Only the pictures are omitted; repeat all other data exactly.

[Dataset items]
##########

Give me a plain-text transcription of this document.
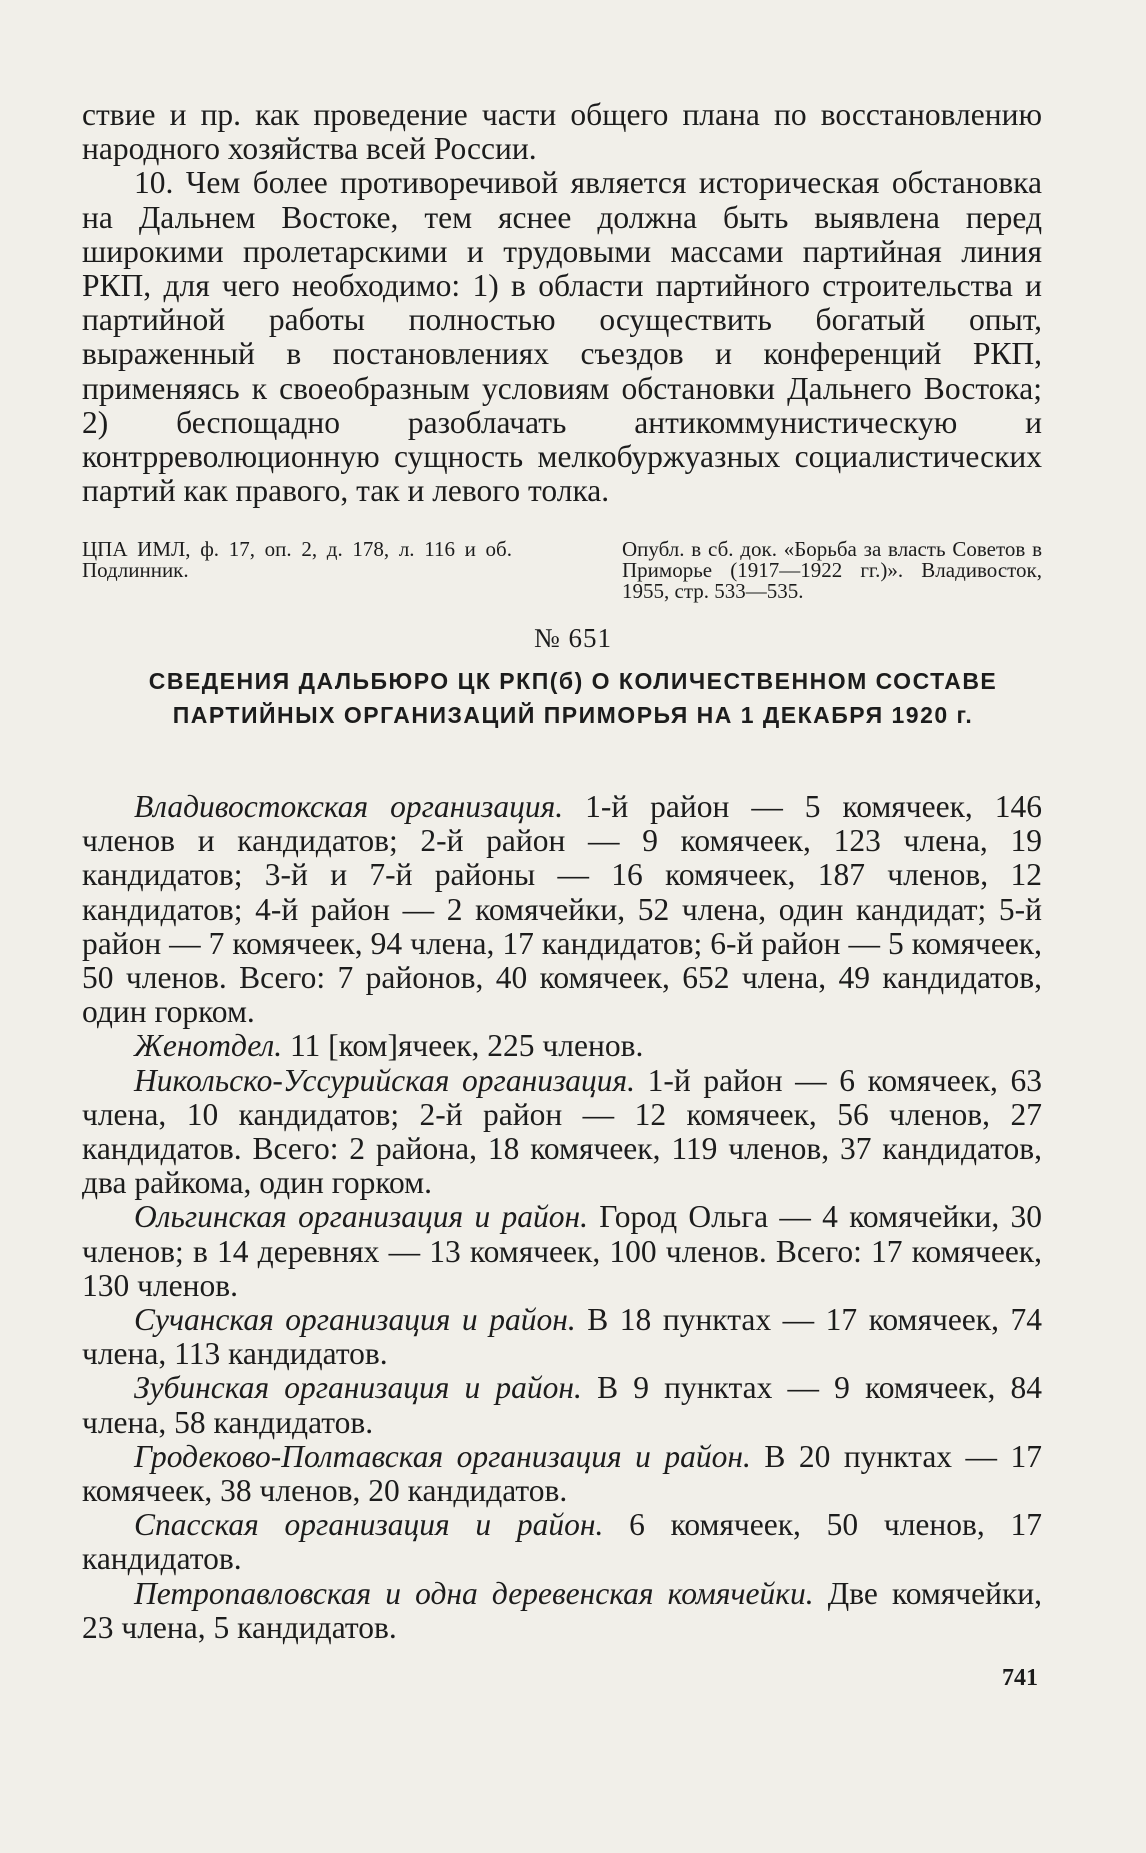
ствие и пр. как проведение части общего плана по восстановлению народного хозяйства всей России.

10. Чем более противоречивой является историческая обстановка на Дальнем Востоке, тем яснее должна быть выявлена перед широкими пролетарскими и трудовыми массами партийная линия РКП, для чего необходимо: 1) в области партийного строительства и партийной работы полностью осуществить богатый опыт, выраженный в постановлениях съездов и конференций РКП, применяясь к своеобразным условиям обстановки Дальнего Востока; 2) беспощадно разоблачать антикоммунистическую и контрреволюционную сущность мелкобуржуазных социалистических партий как правого, так и левого толка.

ЦПА ИМЛ, ф. 17, оп. 2, д. 178, л. 116 и об. Подлинник.
Опубл. в сб. док. «Борьба за власть Советов в Приморье (1917—1922 гг.)». Владивосток, 1955, стр. 533—535.
№ 651
СВЕДЕНИЯ ДАЛЬБЮРО ЦК РКП(б) О КОЛИЧЕСТВЕННОМ СОСТАВЕ ПАРТИЙНЫХ ОРГАНИЗАЦИЙ ПРИМОРЬЯ НА 1 ДЕКАБРЯ 1920 г.

Владивостокская организация. 1-й район — 5 комячеек, 146 членов и кандидатов; 2-й район — 9 комячеек, 123 члена, 19 кандидатов; 3-й и 7-й районы — 16 комячеек, 187 членов, 12 кандидатов; 4-й район — 2 комячейки, 52 члена, один кандидат; 5-й район — 7 комячеек, 94 члена, 17 кандидатов; 6-й район — 5 комячеек, 50 членов. Всего: 7 районов, 40 комячеек, 652 члена, 49 кандидатов, один горком.

Женотдел. 11 [ком]ячеек, 225 членов.

Никольско-Уссурийская организация. 1-й район — 6 комячеек, 63 члена, 10 кандидатов; 2-й район — 12 комячеек, 56 членов, 27 кандидатов. Всего: 2 района, 18 комячеек, 119 членов, 37 кандидатов, два райкома, один горком.

Ольгинская организация и район. Город Ольга — 4 комячейки, 30 членов; в 14 деревнях — 13 комячеек, 100 членов. Всего: 17 комячеек, 130 членов.

Сучанская организация и район. В 18 пунктах — 17 комячеек, 74 члена, 113 кандидатов.

Зубинская организация и район. В 9 пунктах — 9 комячеек, 84 члена, 58 кандидатов.

Гродеково-Полтавская организация и район. В 20 пунктах — 17 комячеек, 38 членов, 20 кандидатов.

Спасская организация и район. 6 комячеек, 50 членов, 17 кандидатов.

Петропавловская и одна деревенская комячейки. Две комячейки, 23 члена, 5 кандидатов.

741
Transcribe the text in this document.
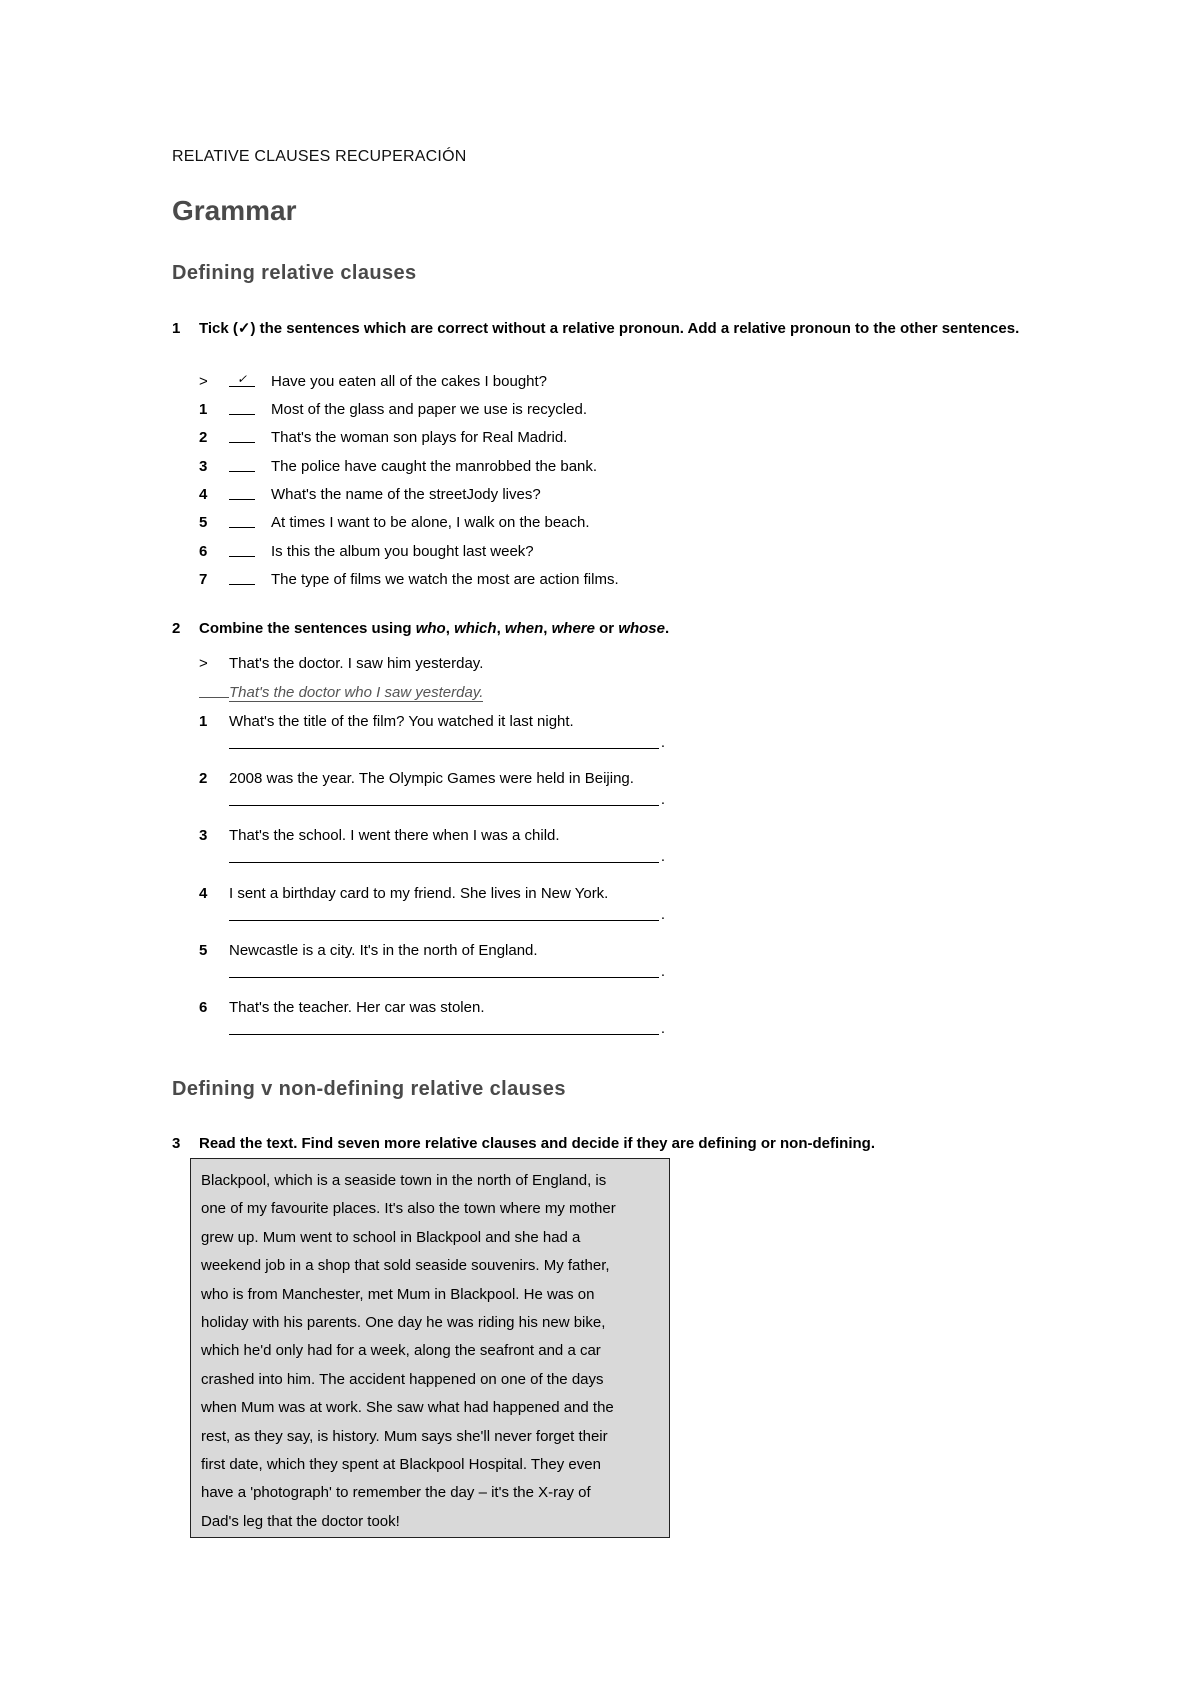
RELATIVE CLAUSES RECUPERACIÓN
Grammar
Defining relative clauses
1 Tick (✓) the sentences which are correct without a relative pronoun. Add a relative pronoun to the other sentences.
> ✓ Have you eaten all of the cakes I bought?
1	Most of the glass and paper we use is recycled.
2	That's the woman son plays for Real Madrid.
3	The police have caught the manrobbed the bank.
4	What's the name of the streetJody lives?
5	At times I want to be alone, I walk on the beach.
6	Is this the album you bought last week?
7	The type of films we watch the most are action films.
2 Combine the sentences using who, which, when, where or whose.
> That's the doctor. I saw him yesterday.
That's the doctor who I saw yesterday.
1 What's the title of the film? You watched it last night.
.
2 2008 was the year. The Olympic Games were held in Beijing.
.
3 That's the school. I went there when I was a child.
.
4 I sent a birthday card to my friend. She lives in New York.
.
5 Newcastle is a city. It's in the north of England.
.
6 That's the teacher. Her car was stolen.
.
Defining v non-defining relative clauses
3 Read the text. Find seven more relative clauses and decide if they are defining or non-defining.
Blackpool, which is a seaside town in the north of England, is
one of my favourite places. It's also the town where my mother
grew up. Mum went to school in Blackpool and she had a
weekend job in a shop that sold seaside souvenirs. My father,
who is from Manchester, met Mum in Blackpool. He was on
holiday with his parents. One day he was riding his new bike,
which he'd only had for a week, along the seafront and a car
crashed into him. The accident happened on one of the days
when Mum was at work. She saw what had happened and the
rest, as they say, is history. Mum says she'll never forget their
first date, which they spent at Blackpool Hospital. They even
have a 'photograph' to remember the day – it's the X-ray of
Dad's leg that the doctor took!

##########

▶ _Task result_
Give me a plain-text transcription of this document.
ствие и пр. как проведение части общего плана по восстановлению народного хозяйства всей России.

10. Чем более противоречивой является историческая обстановка на Дальнем Востоке, тем яснее должна быть выявлена перед широкими пролетарскими и трудовыми массами партийная линия РКП, для чего необходимо: 1) в области партийного строительства и партийной работы полностью осуществить богатый опыт, выраженный в постановлениях съездов и конференций РКП, применяясь к своеобразным условиям обстановки Дальнего Востока; 2) беспощадно разоблачать антикоммунистическую и контрреволюционную сущность мелкобуржуазных социалистических партий как правого, так и левого толка.

ЦПА ИМЛ, ф. 17, оп. 2, д. 178, л. 116 и об. Подлинник.
Опубл. в сб. док. «Борьба за власть Советов в Приморье (1917—1922 гг.)». Владивосток, 1955, стр. 533—535.
№ 651
СВЕДЕНИЯ ДАЛЬБЮРО ЦК РКП(б) О КОЛИЧЕСТВЕННОМ СОСТАВЕ ПАРТИЙНЫХ ОРГАНИЗАЦИЙ ПРИМОРЬЯ НА 1 ДЕКАБРЯ 1920 г.

Владивостокская организация. 1-й район — 5 комячеек, 146 членов и кандидатов; 2-й район — 9 комячеек, 123 члена, 19 кандидатов; 3-й и 7-й районы — 16 комячеек, 187 членов, 12 кандидатов; 4-й район — 2 комячейки, 52 члена, один кандидат; 5-й район — 7 комячеек, 94 члена, 17 кандидатов; 6-й район — 5 комячеек, 50 членов. Всего: 7 районов, 40 комячеек, 652 члена, 49 кандидатов, один горком.

Женотдел. 11 [ком]ячеек, 225 членов.

Никольско-Уссурийская организация. 1-й район — 6 комячеек, 63 члена, 10 кандидатов; 2-й район — 12 комячеек, 56 членов, 27 кандидатов. Всего: 2 района, 18 комячеек, 119 членов, 37 кандидатов, два райкома, один горком.

Ольгинская организация и район. Город Ольга — 4 комячейки, 30 членов; в 14 деревнях — 13 комячеек, 100 членов. Всего: 17 комячеек, 130 членов.

Сучанская организация и район. В 18 пунктах — 17 комячеек, 74 члена, 113 кандидатов.

Зубинская организация и район. В 9 пунктах — 9 комячеек, 84 члена, 58 кандидатов.

Гродеково-Полтавская организация и район. В 20 пунктах — 17 комячеек, 38 членов, 20 кандидатов.

Спасская организация и район. 6 комячеек, 50 членов, 17 кандидатов.

Петропавловская и одна деревенская комячейки. Две комячейки, 23 члена, 5 кандидатов.

741
Transcribe the text in this document.
RELATIVE CLAUSES RECUPERACIÓN
Grammar
Defining relative clauses
1 Tick (✓) the sentences which are correct without a relative pronoun. Add a relative pronoun to the other sentences.
> ✓ Have you eaten all of the cakes I bought?
1	Most of the glass and paper we use is recycled.
2	That's the woman son plays for Real Madrid.
3	The police have caught the manrobbed the bank.
4	What's the name of the streetJody lives?
5	At times I want to be alone, I walk on the beach.
6	Is this the album you bought last week?
7	The type of films we watch the most are action films.
2 Combine the sentences using who, which, when, where or whose.
> That's the doctor. I saw him yesterday.
That's the doctor who I saw yesterday.
1 What's the title of the film? You watched it last night.
.
2 2008 was the year. The Olympic Games were held in Beijing.
.
3 That's the school. I went there when I was a child.
.
4 I sent a birthday card to my friend. She lives in New York.
.
5 Newcastle is a city. It's in the north of England.
.
6 That's the teacher. Her car was stolen.
.
Defining v non-defining relative clauses
3 Read the text. Find seven more relative clauses and decide if they are defining or non-defining.
Blackpool, which is a seaside town in the north of England, is
one of my favourite places. It's also the town where my mother
grew up. Mum went to school in Blackpool and she had a
weekend job in a shop that sold seaside souvenirs. My father,
who is from Manchester, met Mum in Blackpool. He was on
holiday with his parents. One day he was riding his new bike,
which he'd only had for a week, along the seafront and a car
crashed into him. The accident happened on one of the days
when Mum was at work. She saw what had happened and the
rest, as they say, is history. Mum says she'll never forget their
first date, which they spent at Blackpool Hospital. They even
have a 'photograph' to remember the day – it's the X-ray of
Dad's leg that the doctor took!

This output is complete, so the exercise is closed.